→ **Requirements**: Take every line from the listing below that contains "제공하는".

----- Task input -----

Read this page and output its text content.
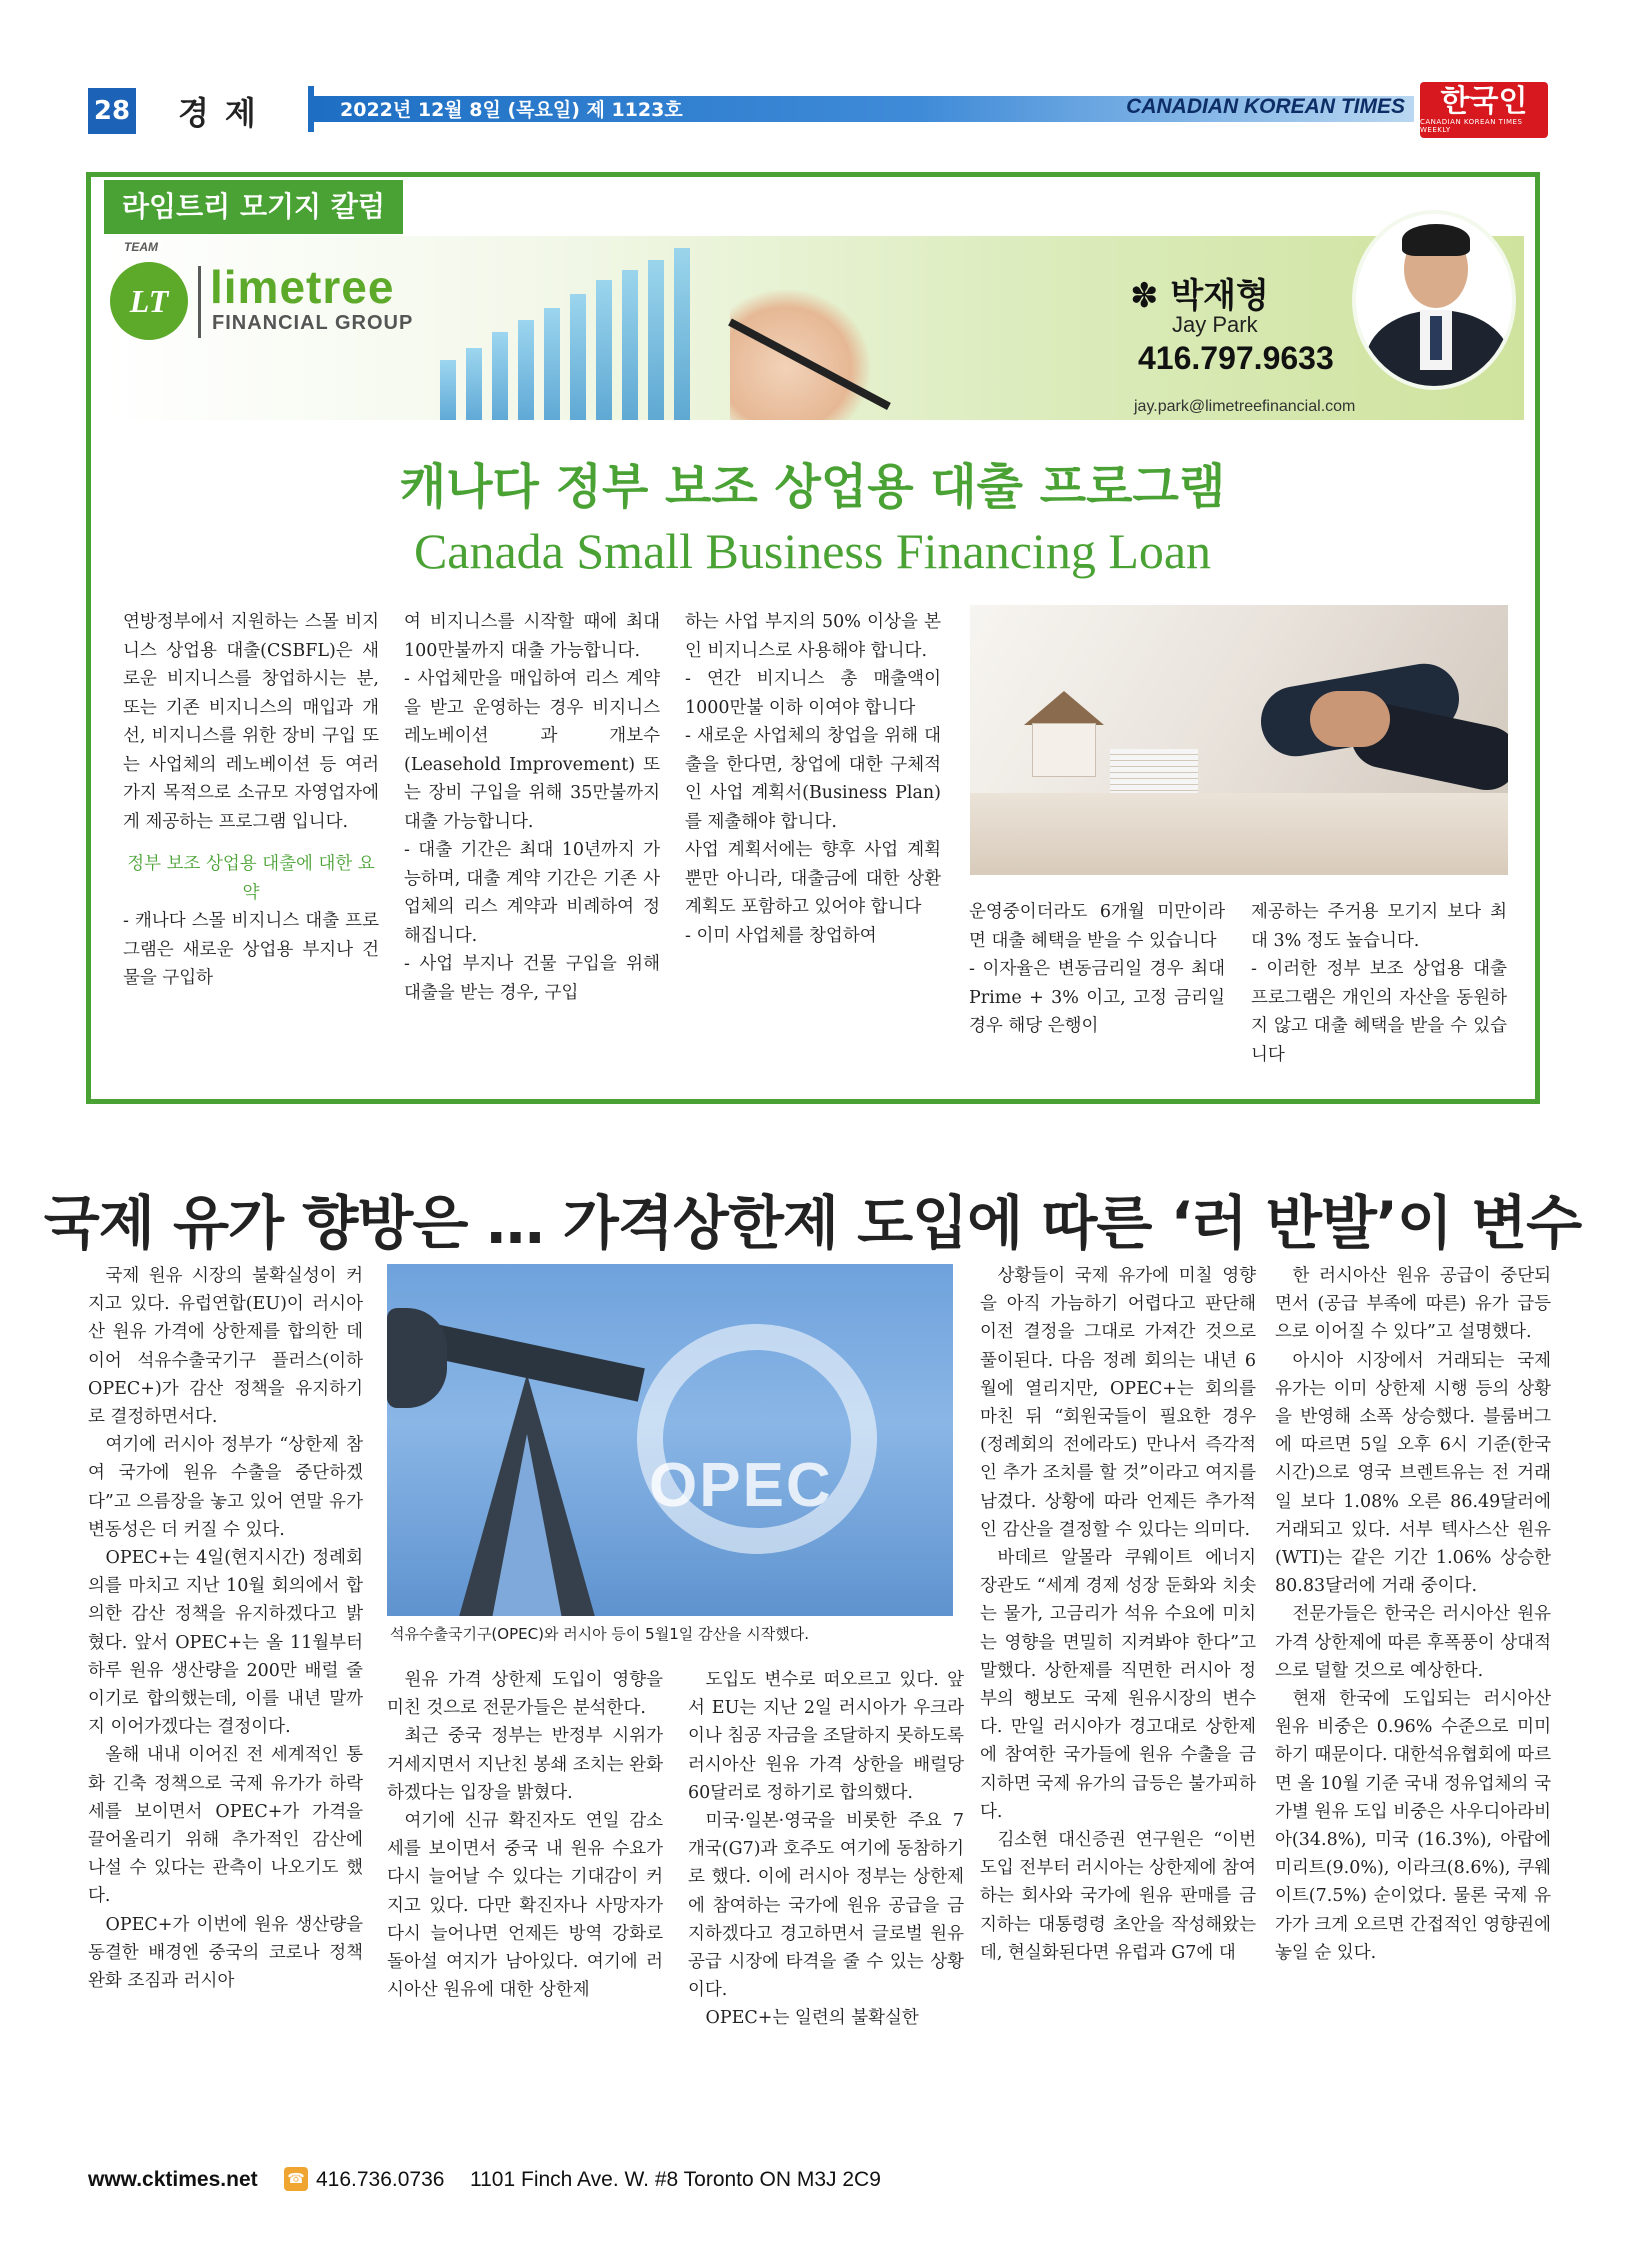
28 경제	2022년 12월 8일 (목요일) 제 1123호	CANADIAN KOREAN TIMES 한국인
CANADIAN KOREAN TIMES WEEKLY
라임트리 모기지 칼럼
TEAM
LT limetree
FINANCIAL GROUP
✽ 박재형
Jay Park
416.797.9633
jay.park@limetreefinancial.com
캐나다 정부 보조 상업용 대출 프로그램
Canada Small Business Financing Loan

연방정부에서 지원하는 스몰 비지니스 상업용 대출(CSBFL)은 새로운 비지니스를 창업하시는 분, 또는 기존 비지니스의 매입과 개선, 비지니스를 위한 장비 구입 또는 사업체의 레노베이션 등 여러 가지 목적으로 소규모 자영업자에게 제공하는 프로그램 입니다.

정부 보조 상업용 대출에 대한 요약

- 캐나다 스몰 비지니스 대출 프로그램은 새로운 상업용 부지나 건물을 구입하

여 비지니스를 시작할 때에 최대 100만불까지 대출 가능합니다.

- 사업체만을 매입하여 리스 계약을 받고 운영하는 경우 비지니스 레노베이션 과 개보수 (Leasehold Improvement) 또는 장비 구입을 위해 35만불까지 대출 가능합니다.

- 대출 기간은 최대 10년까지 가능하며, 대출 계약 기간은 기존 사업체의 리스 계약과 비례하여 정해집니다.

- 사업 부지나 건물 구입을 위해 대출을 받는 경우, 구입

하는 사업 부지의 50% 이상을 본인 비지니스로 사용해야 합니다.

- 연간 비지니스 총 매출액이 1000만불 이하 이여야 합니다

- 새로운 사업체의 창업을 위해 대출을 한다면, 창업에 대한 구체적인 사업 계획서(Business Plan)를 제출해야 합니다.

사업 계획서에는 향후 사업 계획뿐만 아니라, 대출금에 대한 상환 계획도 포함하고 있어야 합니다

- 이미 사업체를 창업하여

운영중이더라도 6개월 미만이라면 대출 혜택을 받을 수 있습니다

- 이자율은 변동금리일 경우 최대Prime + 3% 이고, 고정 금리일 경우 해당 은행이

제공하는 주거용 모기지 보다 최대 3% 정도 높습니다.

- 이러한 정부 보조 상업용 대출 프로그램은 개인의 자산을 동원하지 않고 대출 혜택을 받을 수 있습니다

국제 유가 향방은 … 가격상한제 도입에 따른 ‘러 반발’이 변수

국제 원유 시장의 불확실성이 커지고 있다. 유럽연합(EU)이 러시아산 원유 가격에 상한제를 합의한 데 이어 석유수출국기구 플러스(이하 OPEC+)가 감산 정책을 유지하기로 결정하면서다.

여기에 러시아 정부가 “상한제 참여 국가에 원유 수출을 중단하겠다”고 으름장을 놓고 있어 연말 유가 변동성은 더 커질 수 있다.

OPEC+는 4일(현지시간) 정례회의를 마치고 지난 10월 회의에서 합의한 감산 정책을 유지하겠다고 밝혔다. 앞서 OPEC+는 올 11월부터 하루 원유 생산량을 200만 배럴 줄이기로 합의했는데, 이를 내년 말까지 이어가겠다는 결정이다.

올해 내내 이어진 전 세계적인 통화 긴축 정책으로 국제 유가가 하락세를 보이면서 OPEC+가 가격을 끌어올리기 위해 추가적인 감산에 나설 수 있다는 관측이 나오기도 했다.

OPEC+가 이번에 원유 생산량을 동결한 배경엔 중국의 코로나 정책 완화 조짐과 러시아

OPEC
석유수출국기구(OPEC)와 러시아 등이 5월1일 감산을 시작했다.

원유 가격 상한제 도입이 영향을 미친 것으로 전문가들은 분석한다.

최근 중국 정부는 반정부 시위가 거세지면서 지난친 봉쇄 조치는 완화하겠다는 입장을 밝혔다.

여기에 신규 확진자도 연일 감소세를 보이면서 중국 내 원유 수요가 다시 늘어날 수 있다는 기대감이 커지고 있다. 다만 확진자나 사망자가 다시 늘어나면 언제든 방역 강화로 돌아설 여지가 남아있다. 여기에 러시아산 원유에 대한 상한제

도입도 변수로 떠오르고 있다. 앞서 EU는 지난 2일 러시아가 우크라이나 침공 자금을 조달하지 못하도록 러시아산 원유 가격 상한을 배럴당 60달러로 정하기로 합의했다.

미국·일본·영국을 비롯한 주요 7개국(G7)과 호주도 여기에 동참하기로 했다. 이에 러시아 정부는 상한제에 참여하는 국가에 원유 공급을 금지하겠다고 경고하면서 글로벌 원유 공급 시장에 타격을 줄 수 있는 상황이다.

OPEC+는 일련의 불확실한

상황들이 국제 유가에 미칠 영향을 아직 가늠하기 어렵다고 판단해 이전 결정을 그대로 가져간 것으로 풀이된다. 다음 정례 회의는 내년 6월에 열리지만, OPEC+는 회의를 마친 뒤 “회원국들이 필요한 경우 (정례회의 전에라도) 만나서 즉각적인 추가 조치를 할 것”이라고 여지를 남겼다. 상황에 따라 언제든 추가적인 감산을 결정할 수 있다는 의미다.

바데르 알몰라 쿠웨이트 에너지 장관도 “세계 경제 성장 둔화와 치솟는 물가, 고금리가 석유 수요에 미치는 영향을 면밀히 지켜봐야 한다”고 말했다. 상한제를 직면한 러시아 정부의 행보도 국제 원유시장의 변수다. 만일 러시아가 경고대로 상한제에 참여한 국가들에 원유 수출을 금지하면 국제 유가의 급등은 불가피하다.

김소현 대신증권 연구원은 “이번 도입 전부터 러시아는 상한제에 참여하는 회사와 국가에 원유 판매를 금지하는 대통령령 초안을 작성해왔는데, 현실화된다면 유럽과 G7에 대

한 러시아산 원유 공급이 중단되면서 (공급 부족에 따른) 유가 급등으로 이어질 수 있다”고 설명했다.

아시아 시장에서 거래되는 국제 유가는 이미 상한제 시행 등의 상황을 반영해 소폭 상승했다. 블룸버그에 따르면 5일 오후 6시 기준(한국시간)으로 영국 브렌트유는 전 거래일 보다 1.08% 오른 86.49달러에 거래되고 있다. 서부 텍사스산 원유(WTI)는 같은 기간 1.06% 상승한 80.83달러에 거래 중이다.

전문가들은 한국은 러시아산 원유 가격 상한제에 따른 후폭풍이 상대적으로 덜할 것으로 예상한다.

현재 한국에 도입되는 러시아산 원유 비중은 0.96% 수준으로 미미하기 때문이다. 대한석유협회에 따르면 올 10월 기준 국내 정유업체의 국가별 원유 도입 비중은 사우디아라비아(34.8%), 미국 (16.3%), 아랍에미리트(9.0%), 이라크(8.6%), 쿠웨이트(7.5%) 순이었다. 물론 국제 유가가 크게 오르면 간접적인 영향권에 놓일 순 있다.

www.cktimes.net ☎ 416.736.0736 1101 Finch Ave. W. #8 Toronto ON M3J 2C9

-----
----- Task input -----

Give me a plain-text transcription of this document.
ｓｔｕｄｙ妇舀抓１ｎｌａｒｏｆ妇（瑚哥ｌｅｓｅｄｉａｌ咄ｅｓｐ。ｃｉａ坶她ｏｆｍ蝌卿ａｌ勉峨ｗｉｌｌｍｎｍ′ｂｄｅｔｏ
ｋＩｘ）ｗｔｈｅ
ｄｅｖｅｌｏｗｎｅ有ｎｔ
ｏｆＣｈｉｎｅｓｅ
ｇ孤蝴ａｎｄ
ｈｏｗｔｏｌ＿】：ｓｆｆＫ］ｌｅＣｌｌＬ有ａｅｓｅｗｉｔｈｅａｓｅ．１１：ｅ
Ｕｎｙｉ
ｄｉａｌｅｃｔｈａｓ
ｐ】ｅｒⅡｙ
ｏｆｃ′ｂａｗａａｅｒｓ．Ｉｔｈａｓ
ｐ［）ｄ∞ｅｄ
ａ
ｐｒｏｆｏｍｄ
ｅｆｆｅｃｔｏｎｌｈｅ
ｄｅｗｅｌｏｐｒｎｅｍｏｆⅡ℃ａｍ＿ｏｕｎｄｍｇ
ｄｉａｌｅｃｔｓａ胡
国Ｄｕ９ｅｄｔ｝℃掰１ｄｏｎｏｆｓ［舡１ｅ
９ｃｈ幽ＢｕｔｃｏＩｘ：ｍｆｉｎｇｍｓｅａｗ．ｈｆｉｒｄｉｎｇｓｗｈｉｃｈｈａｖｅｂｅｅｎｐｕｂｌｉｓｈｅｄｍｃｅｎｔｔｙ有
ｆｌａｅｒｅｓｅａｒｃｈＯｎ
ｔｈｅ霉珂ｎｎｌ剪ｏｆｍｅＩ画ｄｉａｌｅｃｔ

-----

→ **Answer**:
연방정부에서 지원하는 스몰 비지니스 상업용 대출(CSBFL)은 새로운 비지니스를 창업하시는 분, 또는 기존 비지니스의 매입과 개선, 비지니스를 위한 장비 구입 또는 사업체의 레노베이션 등 여러 가지 목적으로 소규모 자영업자에게 제공하는 프로그램 입니다.
제공하는 주거용 모기지 보다 최대 3% 정도 높습니다.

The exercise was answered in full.